- [DATA EXCERPTS]:
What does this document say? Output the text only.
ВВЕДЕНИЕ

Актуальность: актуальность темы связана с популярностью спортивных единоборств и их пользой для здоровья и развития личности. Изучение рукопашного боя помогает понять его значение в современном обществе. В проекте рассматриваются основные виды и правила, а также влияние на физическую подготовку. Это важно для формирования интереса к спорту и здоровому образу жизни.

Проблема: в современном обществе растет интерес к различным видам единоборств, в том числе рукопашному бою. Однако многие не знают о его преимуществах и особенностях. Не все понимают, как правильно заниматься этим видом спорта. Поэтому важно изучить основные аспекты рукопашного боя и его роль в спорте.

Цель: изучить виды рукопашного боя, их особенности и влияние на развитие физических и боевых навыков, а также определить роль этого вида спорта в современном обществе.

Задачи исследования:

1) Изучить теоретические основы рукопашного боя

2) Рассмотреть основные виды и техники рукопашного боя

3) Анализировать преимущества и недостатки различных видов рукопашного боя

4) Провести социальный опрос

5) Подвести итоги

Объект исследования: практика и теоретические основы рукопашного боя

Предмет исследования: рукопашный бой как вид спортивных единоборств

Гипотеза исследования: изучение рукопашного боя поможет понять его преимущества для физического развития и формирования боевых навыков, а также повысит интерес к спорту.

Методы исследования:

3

- [SET TASK]: Output each entry precisely as given.

- [FINAL RESULT]:
What does this document say? Output the text only.
ВВЕДЕНИЕ

Актуальность: актуальность темы связана с популярностью спортивных единоборств и их пользой для здоровья и развития личности. Изучение рукопашного боя помогает понять его значение в современном обществе. В проекте рассматриваются основные виды и правила, а также влияние на физическую подготовку. Это важно для формирования интереса к спорту и здоровому образу жизни.

Проблема: в современном обществе растет интерес к различным видам единоборств, в том числе рукопашному бою. Однако многие не знают о его преимуществах и особенностях. Не все понимают, как правильно заниматься этим видом спорта. Поэтому важно изучить основные аспекты рукопашного боя и его роль в спорте.

Цель: изучить виды рукопашного боя, их особенности и влияние на развитие физических и боевых навыков, а также определить роль этого вида спорта в современном обществе.

Задачи исследования:

1) Изучить теоретические основы рукопашного боя

2) Рассмотреть основные виды и техники рукопашного боя

3) Анализировать преимущества и недостатки различных видов рукопашного боя

4) Провести социальный опрос

5) Подвести итоги

Объект исследования: практика и теоретические основы рукопашного боя

Предмет исследования: рукопашный бой как вид спортивных единоборств

Гипотеза исследования: изучение рукопашного боя поможет понять его преимущества для физического развития и формирования боевых навыков, а также повысит интерес к спорту.

Методы исследования:

3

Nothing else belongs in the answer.